§ **EXERCISE**
From the data that follows, copy every line holding the string "choose".

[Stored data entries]

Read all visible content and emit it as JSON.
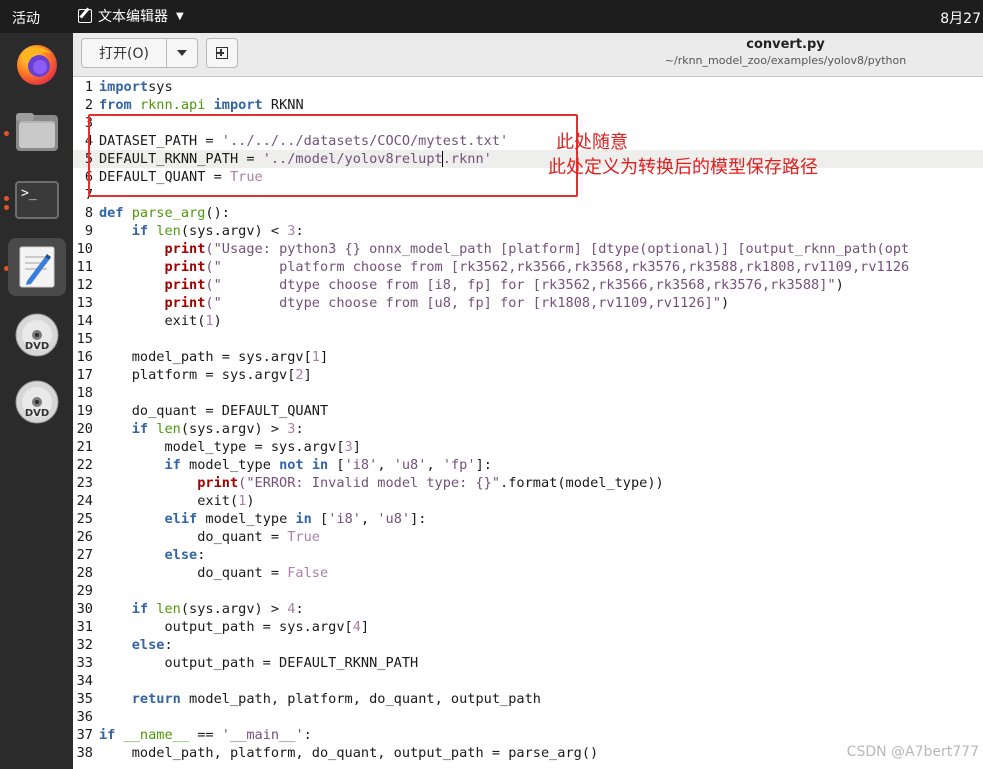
{
  "topbar": {
    "activities": "活动",
    "app_name": "文本编辑器",
    "clock": "8月27"
  },
  "dock": {
    "items": [
      {
        "name": "firefox-icon",
        "active": false,
        "running": false
      },
      {
        "name": "files-icon",
        "active": false,
        "running": true
      },
      {
        "name": "terminal-icon",
        "active": false,
        "running": true,
        "glyph": ">_"
      },
      {
        "name": "text-editor-icon",
        "active": true,
        "running": true
      },
      {
        "name": "dvd-icon",
        "label": "DVD"
      },
      {
        "name": "dvd-icon",
        "label": "DVD"
      }
    ]
  },
  "header": {
    "open_label": "打开(O)",
    "title": "convert.py",
    "subtitle": "~/rknn_model_zoo/examples/yolov8/python"
  },
  "annotation": {
    "note1": "此处随意",
    "note2": "此处定义为转换后的模型保存路径"
  },
  "watermark": "CSDN @A7bert777",
  "editor": {
    "lines": [
      {
        "n": "1",
        "t": [
          [
            "kw",
            "import"
          ],
          [
            "",
            "sys"
          ]
        ]
      },
      {
        "n": "2",
        "t": [
          [
            "kw",
            "from"
          ],
          [
            "",
            " "
          ],
          [
            "bi",
            "rknn.api"
          ],
          [
            "",
            " "
          ],
          [
            "kw",
            "import"
          ],
          [
            "",
            " RKNN"
          ]
        ]
      },
      {
        "n": "3",
        "t": []
      },
      {
        "n": "4",
        "t": [
          [
            "",
            "DATASET_PATH = "
          ],
          [
            "str",
            "'../../../datasets/COCO/mytest.txt'"
          ]
        ]
      },
      {
        "n": "5",
        "current": true,
        "t": [
          [
            "",
            "DEFAULT_RKNN_PATH = "
          ],
          [
            "str",
            "'../model/yolov8relupt"
          ],
          [
            "cursor",
            ""
          ],
          [
            "str",
            ".rknn'"
          ]
        ]
      },
      {
        "n": "6",
        "t": [
          [
            "",
            "DEFAULT_QUANT = "
          ],
          [
            "num",
            "True"
          ]
        ]
      },
      {
        "n": "7",
        "t": []
      },
      {
        "n": "8",
        "t": [
          [
            "kw",
            "def"
          ],
          [
            "",
            " "
          ],
          [
            "bi",
            "parse_arg"
          ],
          [
            "",
            "():"
          ]
        ]
      },
      {
        "n": "9",
        "t": [
          [
            "",
            "    "
          ],
          [
            "kw",
            "if"
          ],
          [
            "",
            " "
          ],
          [
            "bi",
            "len"
          ],
          [
            "",
            "(sys.argv) < "
          ],
          [
            "num",
            "3"
          ],
          [
            "",
            ":"
          ]
        ]
      },
      {
        "n": "10",
        "t": [
          [
            "",
            "        "
          ],
          [
            "kwp",
            "print"
          ],
          [
            "str",
            "(\"Usage: python3 {} onnx_model_path [platform] [dtype(optional)] [output_rknn_path(opt"
          ]
        ]
      },
      {
        "n": "11",
        "t": [
          [
            "",
            "        "
          ],
          [
            "kwp",
            "print"
          ],
          [
            "str",
            "(\"       platform choose from [rk3562,rk3566,rk3568,rk3576,rk3588,rk1808,rv1109,rv1126"
          ]
        ]
      },
      {
        "n": "12",
        "t": [
          [
            "",
            "        "
          ],
          [
            "kwp",
            "print"
          ],
          [
            "str",
            "(\"       dtype choose from [i8, fp] for [rk3562,rk3566,rk3568,rk3576,rk3588]\""
          ],
          [
            "",
            ")"
          ]
        ]
      },
      {
        "n": "13",
        "t": [
          [
            "",
            "        "
          ],
          [
            "kwp",
            "print"
          ],
          [
            "str",
            "(\"       dtype choose from [u8, fp] for [rk1808,rv1109,rv1126]\""
          ],
          [
            "",
            ")"
          ]
        ]
      },
      {
        "n": "14",
        "t": [
          [
            "",
            "        exit("
          ],
          [
            "num",
            "1"
          ],
          [
            "",
            ")"
          ]
        ]
      },
      {
        "n": "15",
        "t": []
      },
      {
        "n": "16",
        "t": [
          [
            "",
            "    model_path = sys.argv["
          ],
          [
            "num",
            "1"
          ],
          [
            "",
            "]"
          ]
        ]
      },
      {
        "n": "17",
        "t": [
          [
            "",
            "    platform = sys.argv["
          ],
          [
            "num",
            "2"
          ],
          [
            "",
            "]"
          ]
        ]
      },
      {
        "n": "18",
        "t": []
      },
      {
        "n": "19",
        "t": [
          [
            "",
            "    do_quant = DEFAULT_QUANT"
          ]
        ]
      },
      {
        "n": "20",
        "t": [
          [
            "",
            "    "
          ],
          [
            "kw",
            "if"
          ],
          [
            "",
            " "
          ],
          [
            "bi",
            "len"
          ],
          [
            "",
            "(sys.argv) > "
          ],
          [
            "num",
            "3"
          ],
          [
            "",
            ":"
          ]
        ]
      },
      {
        "n": "21",
        "t": [
          [
            "",
            "        model_type = sys.argv["
          ],
          [
            "num",
            "3"
          ],
          [
            "",
            "]"
          ]
        ]
      },
      {
        "n": "22",
        "t": [
          [
            "",
            "        "
          ],
          [
            "kw",
            "if"
          ],
          [
            "",
            " model_type "
          ],
          [
            "kw",
            "not in"
          ],
          [
            "",
            " ["
          ],
          [
            "str",
            "'i8'"
          ],
          [
            "",
            ", "
          ],
          [
            "str",
            "'u8'"
          ],
          [
            "",
            ", "
          ],
          [
            "str",
            "'fp'"
          ],
          [
            "",
            "]:"
          ]
        ]
      },
      {
        "n": "23",
        "t": [
          [
            "",
            "            "
          ],
          [
            "kwp",
            "print"
          ],
          [
            "str",
            "(\"ERROR: Invalid model type: {}\""
          ],
          [
            "",
            ".format(model_type))"
          ]
        ]
      },
      {
        "n": "24",
        "t": [
          [
            "",
            "            exit("
          ],
          [
            "num",
            "1"
          ],
          [
            "",
            ")"
          ]
        ]
      },
      {
        "n": "25",
        "t": [
          [
            "",
            "        "
          ],
          [
            "kw",
            "elif"
          ],
          [
            "",
            " model_type "
          ],
          [
            "kw",
            "in"
          ],
          [
            "",
            " ["
          ],
          [
            "str",
            "'i8'"
          ],
          [
            "",
            ", "
          ],
          [
            "str",
            "'u8'"
          ],
          [
            "",
            "]:"
          ]
        ]
      },
      {
        "n": "26",
        "t": [
          [
            "",
            "            do_quant = "
          ],
          [
            "num",
            "True"
          ]
        ]
      },
      {
        "n": "27",
        "t": [
          [
            "",
            "        "
          ],
          [
            "kw",
            "else"
          ],
          [
            "",
            ":"
          ]
        ]
      },
      {
        "n": "28",
        "t": [
          [
            "",
            "            do_quant = "
          ],
          [
            "num",
            "False"
          ]
        ]
      },
      {
        "n": "29",
        "t": []
      },
      {
        "n": "30",
        "t": [
          [
            "",
            "    "
          ],
          [
            "kw",
            "if"
          ],
          [
            "",
            " "
          ],
          [
            "bi",
            "len"
          ],
          [
            "",
            "(sys.argv) > "
          ],
          [
            "num",
            "4"
          ],
          [
            "",
            ":"
          ]
        ]
      },
      {
        "n": "31",
        "t": [
          [
            "",
            "        output_path = sys.argv["
          ],
          [
            "num",
            "4"
          ],
          [
            "",
            "]"
          ]
        ]
      },
      {
        "n": "32",
        "t": [
          [
            "",
            "    "
          ],
          [
            "kw",
            "else"
          ],
          [
            "",
            ":"
          ]
        ]
      },
      {
        "n": "33",
        "t": [
          [
            "",
            "        output_path = DEFAULT_RKNN_PATH"
          ]
        ]
      },
      {
        "n": "34",
        "t": []
      },
      {
        "n": "35",
        "t": [
          [
            "",
            "    "
          ],
          [
            "kw",
            "return"
          ],
          [
            "",
            " model_path, platform, do_quant, output_path"
          ]
        ]
      },
      {
        "n": "36",
        "t": []
      },
      {
        "n": "37",
        "t": [
          [
            "kw",
            "if"
          ],
          [
            "",
            " "
          ],
          [
            "bi",
            "__name__"
          ],
          [
            "",
            " == "
          ],
          [
            "str",
            "'__main__'"
          ],
          [
            "",
            ":"
          ]
        ]
      },
      {
        "n": "38",
        "t": [
          [
            "",
            "    model_path, platform, do_quant, output_path = parse_arg()"
          ]
        ]
      }
    ]
  }
}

§ **COMPLETE ANSWER**
            "(\"       platform choose from [rk3562,rk3566,rk3568,rk3576,rk3588,rk1808,rv1109,rv1126"
            "(\"       dtype choose from [i8, fp] for [rk3562,rk3566,rk3568,rk3576,rk3588]\""
            "(\"       dtype choose from [u8, fp] for [rk1808,rv1109,rv1126]\""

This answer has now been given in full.